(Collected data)
--------------------
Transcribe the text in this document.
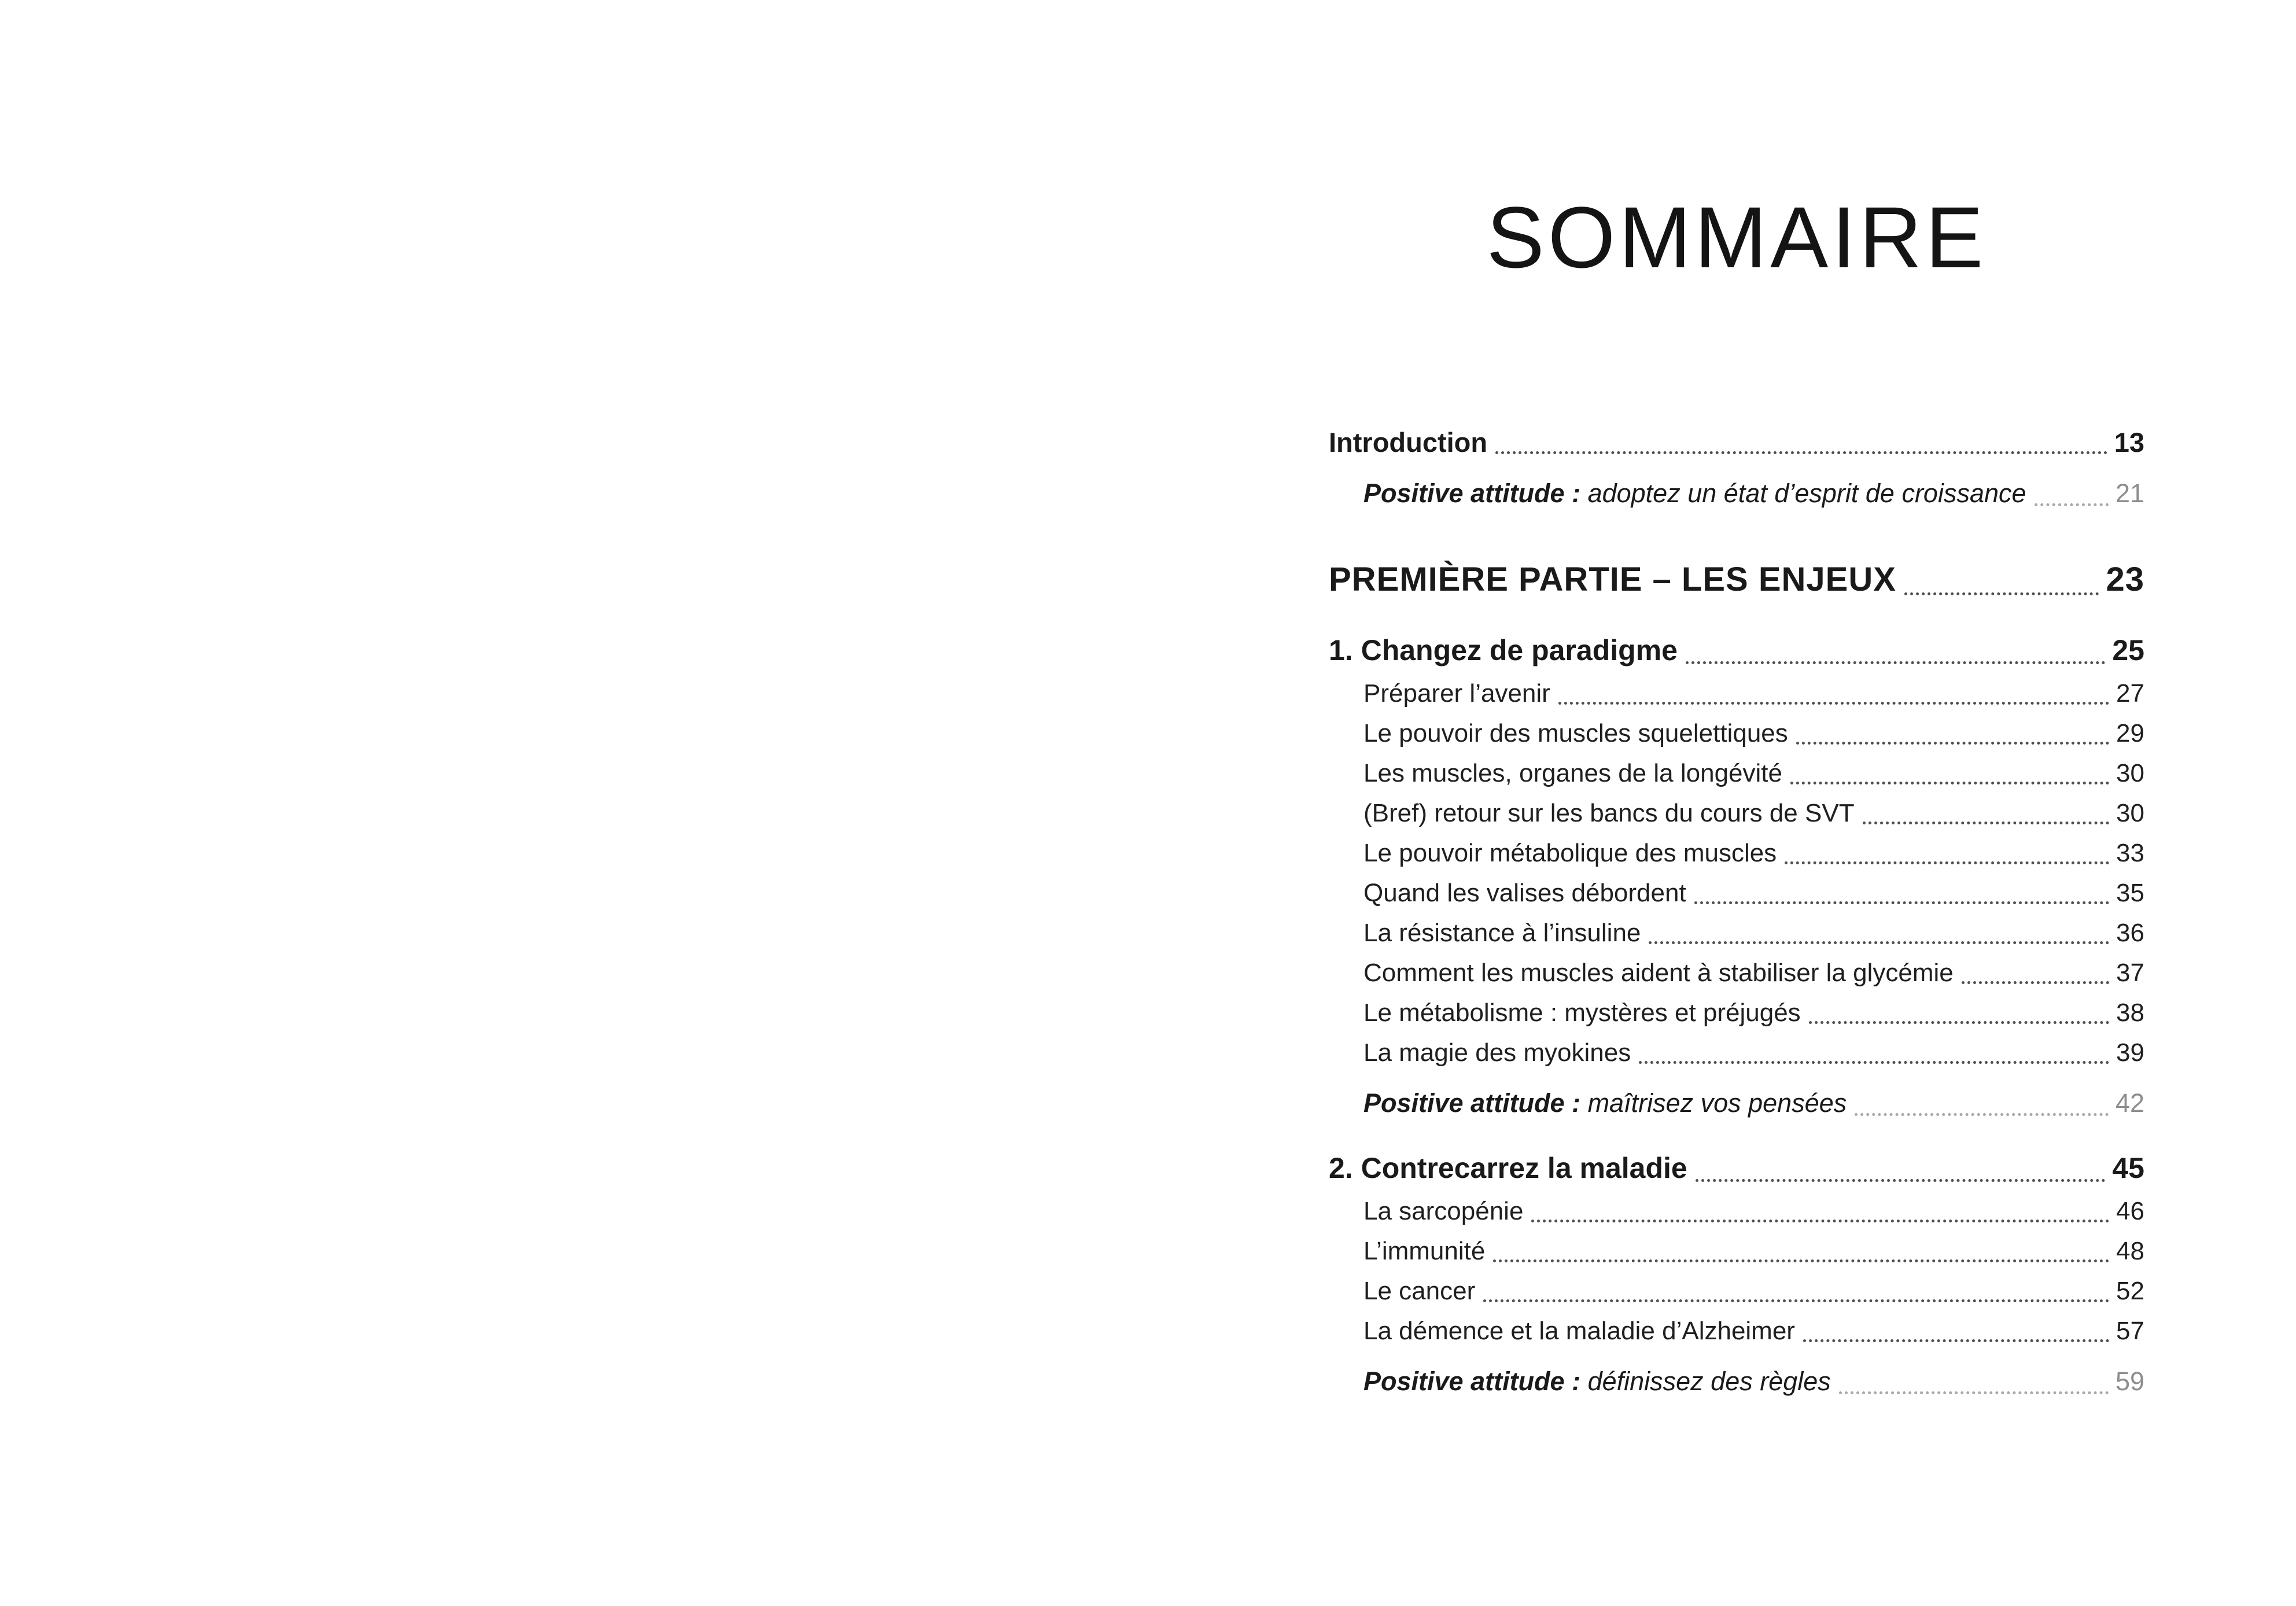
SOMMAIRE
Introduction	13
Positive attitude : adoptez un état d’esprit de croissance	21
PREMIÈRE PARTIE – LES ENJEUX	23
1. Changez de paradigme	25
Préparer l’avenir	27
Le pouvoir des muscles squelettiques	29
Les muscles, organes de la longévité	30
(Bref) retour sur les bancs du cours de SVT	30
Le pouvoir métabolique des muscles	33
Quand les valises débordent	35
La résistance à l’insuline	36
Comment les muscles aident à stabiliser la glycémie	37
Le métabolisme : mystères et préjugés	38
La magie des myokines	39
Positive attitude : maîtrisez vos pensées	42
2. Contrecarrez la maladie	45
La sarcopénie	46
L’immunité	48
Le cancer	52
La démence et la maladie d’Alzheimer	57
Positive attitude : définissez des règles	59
--------------------
Check each line of the records above for "pouvoir", and copy those that have it.

▶ Complete response:
Le pouvoir des muscles squelettiques	29
Le pouvoir métabolique des muscles	33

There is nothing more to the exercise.